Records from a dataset
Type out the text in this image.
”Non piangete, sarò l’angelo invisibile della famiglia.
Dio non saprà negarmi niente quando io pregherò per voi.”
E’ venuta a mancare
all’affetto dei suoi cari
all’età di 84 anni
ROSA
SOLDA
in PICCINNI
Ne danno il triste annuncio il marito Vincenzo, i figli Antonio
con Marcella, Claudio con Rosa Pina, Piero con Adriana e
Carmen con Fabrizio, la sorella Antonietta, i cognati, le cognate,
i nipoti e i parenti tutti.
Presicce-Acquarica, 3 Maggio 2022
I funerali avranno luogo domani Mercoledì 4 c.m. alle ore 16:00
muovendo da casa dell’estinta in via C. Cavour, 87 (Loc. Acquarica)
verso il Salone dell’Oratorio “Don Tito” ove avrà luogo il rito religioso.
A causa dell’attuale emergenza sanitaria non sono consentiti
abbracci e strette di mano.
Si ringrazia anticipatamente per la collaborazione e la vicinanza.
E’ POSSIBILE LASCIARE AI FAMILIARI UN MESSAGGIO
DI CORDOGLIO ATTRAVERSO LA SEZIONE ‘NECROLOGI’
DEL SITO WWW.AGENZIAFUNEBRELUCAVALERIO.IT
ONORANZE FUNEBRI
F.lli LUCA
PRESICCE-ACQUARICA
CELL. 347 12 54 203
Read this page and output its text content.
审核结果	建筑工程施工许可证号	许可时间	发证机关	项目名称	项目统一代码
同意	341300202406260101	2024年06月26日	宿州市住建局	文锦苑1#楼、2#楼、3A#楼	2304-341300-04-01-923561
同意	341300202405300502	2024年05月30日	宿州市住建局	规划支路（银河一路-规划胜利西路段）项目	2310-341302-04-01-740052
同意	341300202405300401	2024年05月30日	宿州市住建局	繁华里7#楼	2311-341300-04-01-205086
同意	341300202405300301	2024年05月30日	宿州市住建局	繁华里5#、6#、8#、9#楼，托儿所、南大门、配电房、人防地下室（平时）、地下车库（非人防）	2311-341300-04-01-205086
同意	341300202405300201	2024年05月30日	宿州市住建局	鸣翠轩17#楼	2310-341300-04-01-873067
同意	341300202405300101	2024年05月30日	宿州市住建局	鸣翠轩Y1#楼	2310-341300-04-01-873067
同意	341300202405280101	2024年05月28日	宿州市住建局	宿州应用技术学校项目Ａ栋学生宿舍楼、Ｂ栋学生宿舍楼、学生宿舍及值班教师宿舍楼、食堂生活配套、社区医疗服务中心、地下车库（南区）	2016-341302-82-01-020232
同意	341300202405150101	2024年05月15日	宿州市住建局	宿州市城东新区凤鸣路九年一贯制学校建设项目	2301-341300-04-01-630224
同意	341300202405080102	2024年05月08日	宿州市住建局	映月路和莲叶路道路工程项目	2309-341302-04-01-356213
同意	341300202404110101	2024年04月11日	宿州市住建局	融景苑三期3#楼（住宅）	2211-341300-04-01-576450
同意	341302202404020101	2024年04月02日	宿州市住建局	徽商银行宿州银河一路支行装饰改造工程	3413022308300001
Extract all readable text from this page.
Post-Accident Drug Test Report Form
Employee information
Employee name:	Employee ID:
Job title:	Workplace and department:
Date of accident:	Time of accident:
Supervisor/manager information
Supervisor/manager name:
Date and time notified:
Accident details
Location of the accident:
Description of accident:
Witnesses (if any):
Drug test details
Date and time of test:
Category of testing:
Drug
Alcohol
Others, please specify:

### Exercise
Across the data above, how many lines include the word "Date"? Give only the count.

### Written answer
3